> Recorded information
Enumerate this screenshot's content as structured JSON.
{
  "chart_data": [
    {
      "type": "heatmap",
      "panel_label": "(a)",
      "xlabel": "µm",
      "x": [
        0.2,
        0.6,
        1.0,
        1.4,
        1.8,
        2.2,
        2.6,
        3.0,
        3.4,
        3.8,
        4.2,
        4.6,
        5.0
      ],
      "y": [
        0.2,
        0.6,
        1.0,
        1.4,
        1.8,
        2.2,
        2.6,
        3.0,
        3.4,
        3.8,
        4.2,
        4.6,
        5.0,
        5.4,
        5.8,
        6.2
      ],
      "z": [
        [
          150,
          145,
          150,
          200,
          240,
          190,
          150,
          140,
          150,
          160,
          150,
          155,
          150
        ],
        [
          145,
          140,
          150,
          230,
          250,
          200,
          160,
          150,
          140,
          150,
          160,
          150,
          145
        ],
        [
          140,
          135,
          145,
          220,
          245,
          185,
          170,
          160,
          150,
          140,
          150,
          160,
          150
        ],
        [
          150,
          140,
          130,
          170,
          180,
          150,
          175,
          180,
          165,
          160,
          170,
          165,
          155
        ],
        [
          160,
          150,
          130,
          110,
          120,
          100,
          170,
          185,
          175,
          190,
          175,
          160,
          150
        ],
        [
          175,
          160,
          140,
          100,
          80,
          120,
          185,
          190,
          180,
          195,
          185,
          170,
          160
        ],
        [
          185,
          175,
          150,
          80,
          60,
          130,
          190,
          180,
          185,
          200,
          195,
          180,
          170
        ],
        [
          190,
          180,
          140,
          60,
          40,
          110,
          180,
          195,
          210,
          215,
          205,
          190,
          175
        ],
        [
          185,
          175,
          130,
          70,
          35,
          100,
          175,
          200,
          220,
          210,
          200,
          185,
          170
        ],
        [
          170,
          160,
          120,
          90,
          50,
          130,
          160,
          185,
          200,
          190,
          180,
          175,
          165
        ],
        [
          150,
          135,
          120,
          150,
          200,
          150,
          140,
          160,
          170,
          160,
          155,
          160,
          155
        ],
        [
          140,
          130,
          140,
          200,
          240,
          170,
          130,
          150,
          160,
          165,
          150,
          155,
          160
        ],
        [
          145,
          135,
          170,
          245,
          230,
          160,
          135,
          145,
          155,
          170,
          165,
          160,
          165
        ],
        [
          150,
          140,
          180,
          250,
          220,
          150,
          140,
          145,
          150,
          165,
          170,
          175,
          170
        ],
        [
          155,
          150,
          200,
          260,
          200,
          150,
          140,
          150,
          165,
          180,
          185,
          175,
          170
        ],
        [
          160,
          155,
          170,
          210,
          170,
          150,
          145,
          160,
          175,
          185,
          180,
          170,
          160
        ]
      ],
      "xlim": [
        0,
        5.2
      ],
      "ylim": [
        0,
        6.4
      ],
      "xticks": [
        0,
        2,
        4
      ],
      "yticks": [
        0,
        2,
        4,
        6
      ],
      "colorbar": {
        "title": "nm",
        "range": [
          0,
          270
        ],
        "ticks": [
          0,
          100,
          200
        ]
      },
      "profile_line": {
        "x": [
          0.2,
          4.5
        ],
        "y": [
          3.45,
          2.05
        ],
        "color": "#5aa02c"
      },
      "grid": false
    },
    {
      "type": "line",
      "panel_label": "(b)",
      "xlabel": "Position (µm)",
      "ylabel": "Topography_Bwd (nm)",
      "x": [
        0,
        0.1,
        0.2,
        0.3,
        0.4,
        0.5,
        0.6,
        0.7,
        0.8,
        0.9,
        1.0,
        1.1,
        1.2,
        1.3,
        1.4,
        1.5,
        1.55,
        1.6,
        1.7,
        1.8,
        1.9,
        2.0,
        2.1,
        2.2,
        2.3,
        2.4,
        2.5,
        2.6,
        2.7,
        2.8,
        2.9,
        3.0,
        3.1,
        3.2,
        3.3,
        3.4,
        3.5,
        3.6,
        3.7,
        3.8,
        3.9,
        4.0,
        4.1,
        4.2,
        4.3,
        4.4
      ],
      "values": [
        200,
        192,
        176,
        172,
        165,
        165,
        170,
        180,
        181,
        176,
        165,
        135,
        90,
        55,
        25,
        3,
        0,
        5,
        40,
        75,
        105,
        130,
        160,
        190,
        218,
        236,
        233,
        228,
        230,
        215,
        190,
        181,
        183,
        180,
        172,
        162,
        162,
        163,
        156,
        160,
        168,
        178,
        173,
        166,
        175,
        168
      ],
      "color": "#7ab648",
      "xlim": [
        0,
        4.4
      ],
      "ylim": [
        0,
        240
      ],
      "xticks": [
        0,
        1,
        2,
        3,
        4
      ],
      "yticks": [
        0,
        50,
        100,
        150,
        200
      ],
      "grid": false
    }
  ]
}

> What is required
Repeat the records above exactly, from the first line to the last.

> Exercise response
Enumerate this screenshot's content as structured JSON.
{
  "chart_data": [
    {
      "type": "heatmap",
      "panel_label": "(a)",
      "xlabel": "µm",
      "x": [
        0.2,
        0.6,
        1.0,
        1.4,
        1.8,
        2.2,
        2.6,
        3.0,
        3.4,
        3.8,
        4.2,
        4.6,
        5.0
      ],
      "y": [
        0.2,
        0.6,
        1.0,
        1.4,
        1.8,
        2.2,
        2.6,
        3.0,
        3.4,
        3.8,
        4.2,
        4.6,
        5.0,
        5.4,
        5.8,
        6.2
      ],
      "z": [
        [
          150,
          145,
          150,
          200,
          240,
          190,
          150,
          140,
          150,
          160,
          150,
          155,
          150
        ],
        [
          145,
          140,
          150,
          230,
          250,
          200,
          160,
          150,
          140,
          150,
          160,
          150,
          145
        ],
        [
          140,
          135,
          145,
          220,
          245,
          185,
          170,
          160,
          150,
          140,
          150,
          160,
          150
        ],
        [
          150,
          140,
          130,
          170,
          180,
          150,
          175,
          180,
          165,
          160,
          170,
          165,
          155
        ],
        [
          160,
          150,
          130,
          110,
          120,
          100,
          170,
          185,
          175,
          190,
          175,
          160,
          150
        ],
        [
          175,
          160,
          140,
          100,
          80,
          120,
          185,
          190,
          180,
          195,
          185,
          170,
          160
        ],
        [
          185,
          175,
          150,
          80,
          60,
          130,
          190,
          180,
          185,
          200,
          195,
          180,
          170
        ],
        [
          190,
          180,
          140,
          60,
          40,
          110,
          180,
          195,
          210,
          215,
          205,
          190,
          175
        ],
        [
          185,
          175,
          130,
          70,
          35,
          100,
          175,
          200,
          220,
          210,
          200,
          185,
          170
        ],
        [
          170,
          160,
          120,
          90,
          50,
          130,
          160,
          185,
          200,
          190,
          180,
          175,
          165
        ],
        [
          150,
          135,
          120,
          150,
          200,
          150,
          140,
          160,
          170,
          160,
          155,
          160,
          155
        ],
        [
          140,
          130,
          140,
          200,
          240,
          170,
          130,
          150,
          160,
          165,
          150,
          155,
          160
        ],
        [
          145,
          135,
          170,
          245,
          230,
          160,
          135,
          145,
          155,
          170,
          165,
          160,
          165
        ],
        [
          150,
          140,
          180,
          250,
          220,
          150,
          140,
          145,
          150,
          165,
          170,
          175,
          170
        ],
        [
          155,
          150,
          200,
          260,
          200,
          150,
          140,
          150,
          165,
          180,
          185,
          175,
          170
        ],
        [
          160,
          155,
          170,
          210,
          170,
          150,
          145,
          160,
          175,
          185,
          180,
          170,
          160
        ]
      ],
      "xlim": [
        0,
        5.2
      ],
      "ylim": [
        0,
        6.4
      ],
      "xticks": [
        0,
        2,
        4
      ],
      "yticks": [
        0,
        2,
        4,
        6
      ],
      "colorbar": {
        "title": "nm",
        "range": [
          0,
          270
        ],
        "ticks": [
          0,
          100,
          200
        ]
      },
      "profile_line": {
        "x": [
          0.2,
          4.5
        ],
        "y": [
          3.45,
          2.05
        ],
        "color": "#5aa02c"
      },
      "grid": false
    },
    {
      "type": "line",
      "panel_label": "(b)",
      "xlabel": "Position (µm)",
      "ylabel": "Topography_Bwd (nm)",
      "x": [
        0,
        0.1,
        0.2,
        0.3,
        0.4,
        0.5,
        0.6,
        0.7,
        0.8,
        0.9,
        1.0,
        1.1,
        1.2,
        1.3,
        1.4,
        1.5,
        1.55,
        1.6,
        1.7,
        1.8,
        1.9,
        2.0,
        2.1,
        2.2,
        2.3,
        2.4,
        2.5,
        2.6,
        2.7,
        2.8,
        2.9,
        3.0,
        3.1,
        3.2,
        3.3,
        3.4,
        3.5,
        3.6,
        3.7,
        3.8,
        3.9,
        4.0,
        4.1,
        4.2,
        4.3,
        4.4
      ],
      "values": [
        200,
        192,
        176,
        172,
        165,
        165,
        170,
        180,
        181,
        176,
        165,
        135,
        90,
        55,
        25,
        3,
        0,
        5,
        40,
        75,
        105,
        130,
        160,
        190,
        218,
        236,
        233,
        228,
        230,
        215,
        190,
        181,
        183,
        180,
        172,
        162,
        162,
        163,
        156,
        160,
        168,
        178,
        173,
        166,
        175,
        168
      ],
      "color": "#7ab648",
      "xlim": [
        0,
        4.4
      ],
      "ylim": [
        0,
        240
      ],
      "xticks": [
        0,
        1,
        2,
        3,
        4
      ],
      "yticks": [
        0,
        50,
        100,
        150,
        200
      ],
      "grid": false
    }
  ]
}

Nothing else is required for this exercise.